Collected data
---+---
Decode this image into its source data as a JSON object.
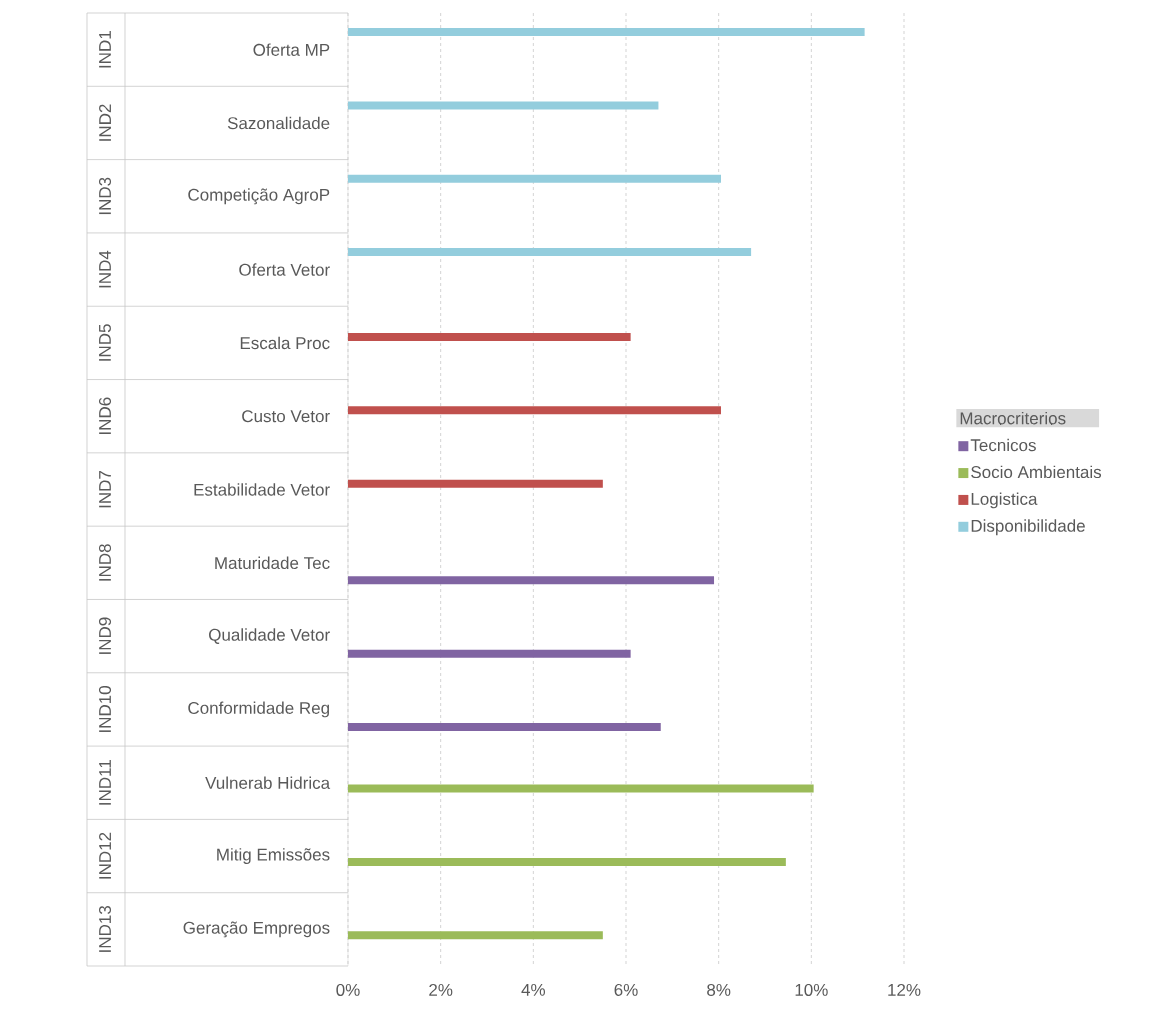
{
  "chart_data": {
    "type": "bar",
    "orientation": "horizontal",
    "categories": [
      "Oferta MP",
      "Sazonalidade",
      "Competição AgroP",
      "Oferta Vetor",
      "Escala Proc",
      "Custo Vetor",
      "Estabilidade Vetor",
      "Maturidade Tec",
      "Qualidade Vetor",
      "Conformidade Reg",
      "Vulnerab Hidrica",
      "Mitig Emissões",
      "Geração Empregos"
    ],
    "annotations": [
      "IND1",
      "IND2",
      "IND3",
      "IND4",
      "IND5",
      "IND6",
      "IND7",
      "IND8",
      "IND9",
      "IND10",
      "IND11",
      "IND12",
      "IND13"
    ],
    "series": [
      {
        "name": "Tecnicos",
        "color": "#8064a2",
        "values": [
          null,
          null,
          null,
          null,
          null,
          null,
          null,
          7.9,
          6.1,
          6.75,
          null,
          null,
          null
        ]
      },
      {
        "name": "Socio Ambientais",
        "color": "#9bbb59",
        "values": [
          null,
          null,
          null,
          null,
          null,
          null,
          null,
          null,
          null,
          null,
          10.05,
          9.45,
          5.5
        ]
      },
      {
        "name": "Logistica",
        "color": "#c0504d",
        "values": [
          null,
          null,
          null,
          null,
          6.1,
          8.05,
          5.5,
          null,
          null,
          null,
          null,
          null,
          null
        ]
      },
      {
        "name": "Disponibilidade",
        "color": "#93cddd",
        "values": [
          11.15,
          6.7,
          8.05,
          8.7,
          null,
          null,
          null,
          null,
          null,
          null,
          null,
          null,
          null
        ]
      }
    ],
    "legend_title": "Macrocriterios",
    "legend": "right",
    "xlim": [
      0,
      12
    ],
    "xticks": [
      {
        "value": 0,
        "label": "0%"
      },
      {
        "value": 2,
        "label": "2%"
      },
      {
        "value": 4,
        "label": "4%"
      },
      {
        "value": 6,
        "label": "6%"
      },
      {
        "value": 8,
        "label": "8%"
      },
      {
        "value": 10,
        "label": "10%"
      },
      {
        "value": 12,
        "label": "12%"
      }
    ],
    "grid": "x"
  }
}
---+---
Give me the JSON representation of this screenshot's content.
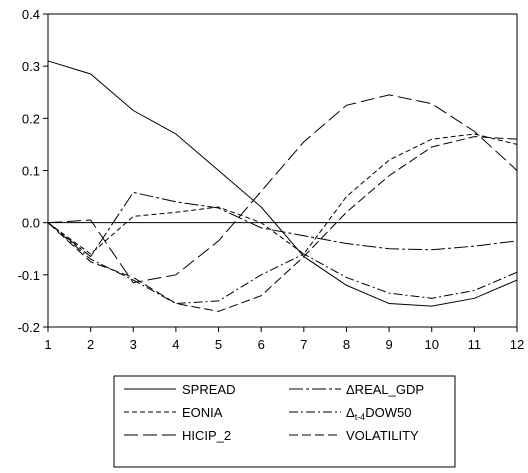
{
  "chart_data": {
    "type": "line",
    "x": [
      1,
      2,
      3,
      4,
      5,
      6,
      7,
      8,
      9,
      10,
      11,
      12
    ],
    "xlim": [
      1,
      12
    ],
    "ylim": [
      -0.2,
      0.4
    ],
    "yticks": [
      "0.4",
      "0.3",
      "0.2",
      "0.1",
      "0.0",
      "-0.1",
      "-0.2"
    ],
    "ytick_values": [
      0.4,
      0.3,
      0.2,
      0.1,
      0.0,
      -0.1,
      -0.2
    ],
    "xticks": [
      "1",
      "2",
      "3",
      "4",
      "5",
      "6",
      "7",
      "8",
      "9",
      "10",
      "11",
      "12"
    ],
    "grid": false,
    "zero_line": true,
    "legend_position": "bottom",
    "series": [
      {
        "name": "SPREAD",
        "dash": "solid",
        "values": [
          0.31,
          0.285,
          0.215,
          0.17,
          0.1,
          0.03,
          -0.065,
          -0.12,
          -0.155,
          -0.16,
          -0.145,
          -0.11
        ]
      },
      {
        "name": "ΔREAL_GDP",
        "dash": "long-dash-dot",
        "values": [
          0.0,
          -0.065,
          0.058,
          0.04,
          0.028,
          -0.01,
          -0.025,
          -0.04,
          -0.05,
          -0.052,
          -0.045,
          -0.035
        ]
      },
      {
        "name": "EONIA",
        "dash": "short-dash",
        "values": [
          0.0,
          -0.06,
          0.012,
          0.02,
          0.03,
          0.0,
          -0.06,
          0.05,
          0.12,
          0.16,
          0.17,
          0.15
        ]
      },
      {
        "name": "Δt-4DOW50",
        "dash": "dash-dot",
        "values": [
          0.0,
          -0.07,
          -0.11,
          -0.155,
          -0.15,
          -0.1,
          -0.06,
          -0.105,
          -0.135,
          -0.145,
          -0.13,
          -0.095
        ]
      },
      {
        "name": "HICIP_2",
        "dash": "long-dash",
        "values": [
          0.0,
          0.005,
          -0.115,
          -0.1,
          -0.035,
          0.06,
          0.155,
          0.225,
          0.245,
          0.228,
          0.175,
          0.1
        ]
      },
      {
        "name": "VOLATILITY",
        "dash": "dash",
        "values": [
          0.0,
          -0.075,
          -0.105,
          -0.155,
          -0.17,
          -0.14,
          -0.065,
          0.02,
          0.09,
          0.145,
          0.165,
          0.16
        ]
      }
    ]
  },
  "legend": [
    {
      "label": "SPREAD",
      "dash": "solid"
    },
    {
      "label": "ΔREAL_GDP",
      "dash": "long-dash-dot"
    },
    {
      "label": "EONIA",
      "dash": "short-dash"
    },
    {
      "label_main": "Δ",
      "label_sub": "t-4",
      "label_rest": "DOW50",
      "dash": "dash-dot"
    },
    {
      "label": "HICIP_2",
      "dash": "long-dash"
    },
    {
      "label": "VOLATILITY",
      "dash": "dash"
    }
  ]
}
---+---
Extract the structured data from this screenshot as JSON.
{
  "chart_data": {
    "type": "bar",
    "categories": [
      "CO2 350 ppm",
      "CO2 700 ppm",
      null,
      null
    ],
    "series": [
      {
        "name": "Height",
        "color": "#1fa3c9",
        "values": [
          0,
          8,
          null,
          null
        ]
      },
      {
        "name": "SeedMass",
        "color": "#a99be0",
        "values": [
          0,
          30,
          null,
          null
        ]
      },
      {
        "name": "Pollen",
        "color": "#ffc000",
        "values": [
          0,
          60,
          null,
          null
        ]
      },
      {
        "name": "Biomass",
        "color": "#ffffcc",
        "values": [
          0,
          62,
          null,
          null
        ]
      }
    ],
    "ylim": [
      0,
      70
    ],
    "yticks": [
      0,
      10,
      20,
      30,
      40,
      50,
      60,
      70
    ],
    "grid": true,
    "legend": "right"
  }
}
---+---
> What needs to be done:
Every line in the data that holds "this" should be copied out.

> The solution:
Decode this image into its source data as a JSON object.
Give me the JSON representation of this screenshot's content.
Extract the structured data from this screenshot as JSON.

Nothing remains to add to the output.